> **What to work on**:
Copy each line where the word "this" occurs.

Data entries
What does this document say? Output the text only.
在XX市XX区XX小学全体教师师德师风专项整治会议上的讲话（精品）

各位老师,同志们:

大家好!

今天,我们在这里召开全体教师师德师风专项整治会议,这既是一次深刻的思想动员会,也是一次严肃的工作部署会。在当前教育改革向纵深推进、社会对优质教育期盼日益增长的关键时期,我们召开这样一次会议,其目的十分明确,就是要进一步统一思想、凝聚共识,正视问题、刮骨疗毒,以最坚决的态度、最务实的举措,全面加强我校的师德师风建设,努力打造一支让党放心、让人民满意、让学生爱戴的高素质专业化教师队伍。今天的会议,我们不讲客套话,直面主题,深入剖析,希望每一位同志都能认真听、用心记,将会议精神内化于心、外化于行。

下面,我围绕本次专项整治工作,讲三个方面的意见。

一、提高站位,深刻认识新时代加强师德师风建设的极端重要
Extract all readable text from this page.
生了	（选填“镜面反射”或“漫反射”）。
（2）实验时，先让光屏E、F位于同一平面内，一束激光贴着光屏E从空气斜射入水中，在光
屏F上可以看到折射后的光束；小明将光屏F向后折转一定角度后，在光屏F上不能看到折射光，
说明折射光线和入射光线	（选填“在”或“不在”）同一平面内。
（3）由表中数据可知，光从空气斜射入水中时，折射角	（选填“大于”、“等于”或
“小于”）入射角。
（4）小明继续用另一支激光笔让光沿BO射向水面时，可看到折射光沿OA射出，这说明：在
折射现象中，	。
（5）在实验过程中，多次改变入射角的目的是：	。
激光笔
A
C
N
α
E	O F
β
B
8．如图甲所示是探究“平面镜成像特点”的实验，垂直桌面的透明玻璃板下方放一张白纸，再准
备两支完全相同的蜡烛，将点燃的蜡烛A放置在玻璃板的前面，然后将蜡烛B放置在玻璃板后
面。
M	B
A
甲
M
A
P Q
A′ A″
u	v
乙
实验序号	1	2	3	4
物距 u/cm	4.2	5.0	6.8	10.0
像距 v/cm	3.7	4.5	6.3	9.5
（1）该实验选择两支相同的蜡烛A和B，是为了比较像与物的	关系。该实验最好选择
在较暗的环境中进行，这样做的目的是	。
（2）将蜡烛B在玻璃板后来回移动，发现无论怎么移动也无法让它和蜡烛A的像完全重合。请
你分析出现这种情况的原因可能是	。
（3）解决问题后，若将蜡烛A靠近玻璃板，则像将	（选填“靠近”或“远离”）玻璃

> **Correct result**:
What does this document say? Output the text only.
Extract all readable text from this page.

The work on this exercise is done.